SET TASKS:
1: In the guidance paper below, turn the paragraph beginning "The IAP is a national program" into a short bulleted list that keeps its main facts.
2: List every matter the guidance paper says national general population data should be used for when determining AIL.
3: Resume the guidance paper on actual income loss claims after its final sentence, writing the next part in the same style.

SOURCE:
Guidance Papers | GP-2: Preparation for Actual Income Loss (AIL) Claims


Click here for a PDF version (Size: 265 KB - updated: 2008-12-30)

GP-2: Preparation for actual income loss (AIL) claims

  1. General Principles
    1. The IAP is a national program. Further, the parties to the Settlement Agreement have signaled an intention to reject differential levels of compensation depending on province of residence by moving from the ADR grid to the national compensation grid. Therefore, for the purposes of determining AIL, national general population data should be used as to such matters as income levels, retirement age, unemployment rates and life expectancy.
    2. There is general recognition by the parties to the Settlement Agreement that claims for loss of traditional income (whether for consequential loss of opportunity or AIL) are recognized under IAP, providing an appropriate evidentiary foundation is supplied.
    3. In cases involving AIL, the “plausible link” test does not apply. Adjudicators are instructed to apply the more stringent causation standards applied by the courts, in cases such as Athey, Blackwater, H.L and others.
    4. The IAP provides that persons with AIL claims that may exceed the $250,000.00 maximum available under IAP, may apply to the Chief Adjudicator for access to the courts.
    5. AIL should be contrasted against “consequential loss of opportunity,” which, provided the claim is brought within IAP, can be established on the more relaxed standard of “plausible link.” However, the IAP provides (page 8), that claimants may also apply to the Chief Adjudicator for access to the courts, even in claims for consequential loss of opportunity that may exceed the maximum permitted under the IAP grid.
    6. Canada has agreed that where a claim for AIL is not proven, the claim for loss of opportunity may still be considered under the standard track, applying the “plausible link” test. However, before applying for AIL, claimants and legal counsel are strongly encouraged to carefully consider whether a claimant’s interests are best served:
      1. In the standard track, where both harms and consequential loss of opportunity are available under the compensation grid based on the more relaxed “plausible link” standard; OR
      2. In the complex track, where AIL is available, but where both harms and AIL must be established on the higher causation standards established by the courts. AIL is available instead of, not in addition to, consequential loss of opportunity.

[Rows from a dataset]
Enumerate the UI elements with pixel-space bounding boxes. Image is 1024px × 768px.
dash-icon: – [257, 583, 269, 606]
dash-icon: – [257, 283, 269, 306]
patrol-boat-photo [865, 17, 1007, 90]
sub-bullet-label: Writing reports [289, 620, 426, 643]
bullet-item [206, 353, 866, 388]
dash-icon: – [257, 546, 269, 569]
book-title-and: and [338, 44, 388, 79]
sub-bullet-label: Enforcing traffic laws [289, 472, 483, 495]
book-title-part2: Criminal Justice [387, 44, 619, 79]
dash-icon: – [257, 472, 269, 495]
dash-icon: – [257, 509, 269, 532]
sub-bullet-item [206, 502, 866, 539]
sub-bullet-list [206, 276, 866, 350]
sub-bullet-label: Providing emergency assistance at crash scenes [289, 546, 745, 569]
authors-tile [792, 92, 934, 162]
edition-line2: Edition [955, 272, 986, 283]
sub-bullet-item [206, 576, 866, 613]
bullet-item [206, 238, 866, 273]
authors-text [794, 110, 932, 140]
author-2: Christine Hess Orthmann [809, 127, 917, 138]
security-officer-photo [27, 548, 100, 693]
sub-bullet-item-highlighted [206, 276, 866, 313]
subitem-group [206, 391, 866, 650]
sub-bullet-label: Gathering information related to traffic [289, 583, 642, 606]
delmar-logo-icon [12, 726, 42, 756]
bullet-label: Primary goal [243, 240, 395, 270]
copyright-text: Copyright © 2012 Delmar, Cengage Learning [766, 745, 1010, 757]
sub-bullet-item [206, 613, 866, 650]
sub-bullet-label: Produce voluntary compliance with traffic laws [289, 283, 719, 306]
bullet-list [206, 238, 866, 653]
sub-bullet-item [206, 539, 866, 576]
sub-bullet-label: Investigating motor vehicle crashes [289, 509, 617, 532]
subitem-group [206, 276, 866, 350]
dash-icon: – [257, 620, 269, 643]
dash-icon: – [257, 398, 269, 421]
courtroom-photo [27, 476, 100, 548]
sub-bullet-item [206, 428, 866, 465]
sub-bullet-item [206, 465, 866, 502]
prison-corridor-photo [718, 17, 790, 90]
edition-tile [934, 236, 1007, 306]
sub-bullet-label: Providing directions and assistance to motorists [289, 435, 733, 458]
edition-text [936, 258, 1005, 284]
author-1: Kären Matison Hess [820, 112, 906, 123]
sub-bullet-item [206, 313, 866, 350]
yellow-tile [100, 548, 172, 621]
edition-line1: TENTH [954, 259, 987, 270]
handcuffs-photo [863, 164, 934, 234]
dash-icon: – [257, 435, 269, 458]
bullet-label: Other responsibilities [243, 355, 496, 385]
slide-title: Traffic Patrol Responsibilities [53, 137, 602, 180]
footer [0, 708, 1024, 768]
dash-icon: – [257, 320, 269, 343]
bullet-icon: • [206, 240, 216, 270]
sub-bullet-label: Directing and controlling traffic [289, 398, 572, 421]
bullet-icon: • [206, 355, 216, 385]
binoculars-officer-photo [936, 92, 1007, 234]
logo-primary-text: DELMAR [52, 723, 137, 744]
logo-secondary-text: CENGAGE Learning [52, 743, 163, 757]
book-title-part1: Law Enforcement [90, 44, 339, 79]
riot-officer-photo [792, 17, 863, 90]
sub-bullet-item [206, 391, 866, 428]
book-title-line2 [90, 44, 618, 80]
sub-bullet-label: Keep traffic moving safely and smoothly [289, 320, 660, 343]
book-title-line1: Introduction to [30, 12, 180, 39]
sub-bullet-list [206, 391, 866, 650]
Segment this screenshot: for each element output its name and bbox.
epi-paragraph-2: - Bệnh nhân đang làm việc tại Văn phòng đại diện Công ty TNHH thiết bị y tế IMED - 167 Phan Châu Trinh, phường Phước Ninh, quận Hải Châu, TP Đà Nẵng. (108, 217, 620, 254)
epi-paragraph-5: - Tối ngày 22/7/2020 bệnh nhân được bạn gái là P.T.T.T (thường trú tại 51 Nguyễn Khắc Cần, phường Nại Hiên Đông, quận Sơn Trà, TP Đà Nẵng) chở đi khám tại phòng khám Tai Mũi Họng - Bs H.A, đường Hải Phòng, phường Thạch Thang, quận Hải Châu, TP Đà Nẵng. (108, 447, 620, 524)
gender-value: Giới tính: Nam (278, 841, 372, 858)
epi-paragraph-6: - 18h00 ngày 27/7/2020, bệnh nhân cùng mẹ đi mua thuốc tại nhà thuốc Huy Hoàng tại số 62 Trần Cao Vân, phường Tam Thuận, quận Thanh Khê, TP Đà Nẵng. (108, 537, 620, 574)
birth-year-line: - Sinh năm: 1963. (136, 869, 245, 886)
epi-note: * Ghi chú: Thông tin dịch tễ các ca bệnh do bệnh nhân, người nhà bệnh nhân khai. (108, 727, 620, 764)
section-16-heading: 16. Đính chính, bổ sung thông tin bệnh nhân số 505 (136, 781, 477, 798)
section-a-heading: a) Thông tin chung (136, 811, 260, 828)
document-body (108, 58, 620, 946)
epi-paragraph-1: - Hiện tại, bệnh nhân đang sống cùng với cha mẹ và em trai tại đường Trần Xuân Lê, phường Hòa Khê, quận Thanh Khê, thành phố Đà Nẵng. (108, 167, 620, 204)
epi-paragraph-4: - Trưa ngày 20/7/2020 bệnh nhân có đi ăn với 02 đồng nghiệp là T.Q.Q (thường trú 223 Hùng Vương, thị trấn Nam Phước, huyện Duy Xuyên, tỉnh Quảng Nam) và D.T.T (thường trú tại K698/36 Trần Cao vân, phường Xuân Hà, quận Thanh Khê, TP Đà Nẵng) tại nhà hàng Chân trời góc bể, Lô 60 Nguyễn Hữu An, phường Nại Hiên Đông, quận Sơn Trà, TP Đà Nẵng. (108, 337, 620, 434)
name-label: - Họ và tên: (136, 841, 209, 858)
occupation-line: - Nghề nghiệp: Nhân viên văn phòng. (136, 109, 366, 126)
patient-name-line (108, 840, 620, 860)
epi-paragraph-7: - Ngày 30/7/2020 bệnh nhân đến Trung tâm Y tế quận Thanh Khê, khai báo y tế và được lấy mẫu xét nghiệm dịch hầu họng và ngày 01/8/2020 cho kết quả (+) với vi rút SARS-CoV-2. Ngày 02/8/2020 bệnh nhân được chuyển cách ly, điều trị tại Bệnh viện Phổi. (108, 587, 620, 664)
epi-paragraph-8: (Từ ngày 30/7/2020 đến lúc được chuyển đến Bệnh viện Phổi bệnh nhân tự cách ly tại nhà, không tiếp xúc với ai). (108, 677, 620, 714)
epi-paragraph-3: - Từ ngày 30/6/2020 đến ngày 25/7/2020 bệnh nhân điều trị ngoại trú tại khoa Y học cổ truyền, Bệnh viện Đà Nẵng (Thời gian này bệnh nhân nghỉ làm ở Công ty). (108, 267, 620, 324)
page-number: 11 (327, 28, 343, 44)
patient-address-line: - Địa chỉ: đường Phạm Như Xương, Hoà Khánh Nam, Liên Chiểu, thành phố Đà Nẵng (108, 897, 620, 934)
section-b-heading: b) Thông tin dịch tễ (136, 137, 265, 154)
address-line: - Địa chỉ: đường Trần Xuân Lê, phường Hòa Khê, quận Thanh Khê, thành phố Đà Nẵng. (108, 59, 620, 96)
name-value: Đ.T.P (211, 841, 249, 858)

RESULTS BY TASK:
1:
- The IAP is a national program.
- The parties to the Settlement Agreement moved from the ADR grid to the national compensation grid. This signals that they reject compensation levels that differ by province of residence.
- So national general population data should be used to determine AIL. This covers income levels, retirement age, unemployment rates and life expectancy.

2:
- Income levels
- Retirement age
- Unemployment rates
- Life expectancy

3:
    7. Adjudicators will in all cases use their training, experience and judgment to ensure that the hearing offers opportunities to claimants for healing and reconciliation. However, claimant counsel are cautioned that claims for AIL will unfold much differently than those where AIL is not claimed. In particular, the obligation on the part of adjudicators to apply the court causation standards in deciding AIL claims is such that a great deal of questioning is required in areas that are not as critical when the standard is “plausible link”. Of necessity, AIL hearings will be more time consuming. Adjudicators will have to delve in greater depth into questions of other potential causes / factors relating to a claimant’s lack of actual income and harms. In other words, before advising a claimant to check off “AIL” in the application, claimant counsel should carefully consider the availability of evidence to support an AIL claim, as well as the potential repercussions to the claimant in terms of:
      1. The nature and quality of a “causation” hearing, compared to a “plausible link” hearing;
      2. The possible negative impact of a causation hearing on opportunities for healing and reconciliation; and
      3. The additional health or emotional risks to the claimant associated with being subjected to the more rigorous questioning regarding causation and earnings history.
  2. Suggested Materials in Support of AIL Claim
    1. If after considering the above factors, claimants and their legal counsel choose to advance a claim for AIL, legal counsel are expected to play a significant role in ensuring that the materials and evidence necessary to establish such a claim are brought forward. The reasons for this are straightforward:
      1. As adjudicators are instructed to decide such claims “according to the same standards as a court would apply in like matters,” adjudicators expect counsel to provide materials and organize them in such a way as would be expected by the courts – this task is especially important as:
        1. There is no examination for discovery process available under the IAP;
        2. The IAP embodies an inquisitorial process, in which adjudicators are not entitled to investigate and locate evidence; and
        3. Adjudicators should not be expected to organize the evidence.
      2. The burden is on a claimant to establish a claim for AIL. Applying Practice Direction PD-1 (Schedule A), the adjudicator will make an assessment of credibility and determine whether there is a prima facie basis to support a claim within the complex track based on the claimant’s evidence. In other words, counsel should not expect or anticipate that if the evidence does not establish at least a prima facie claim of AIL by the end of the Claimant’s testimony, it can somehow be shored up by expert evidence or other documents at a later stage. If the case for AIL is not made out after the Claimant’s testimony, the case will revert immediately to the standard track, unless the claim is based on Other Wrongful Acts.
    2. Whether the AIL claim is for loss of employment, business, or traditional income, careful thought needs to go into which documents are “mandatory” and which documents are “available”, as those terms are discussed below. The two are not the same. In other words, mandatory documents necessary to establish a consequential loss of opportunity claim under IAP may not be adequate to fully support a claim for AIL.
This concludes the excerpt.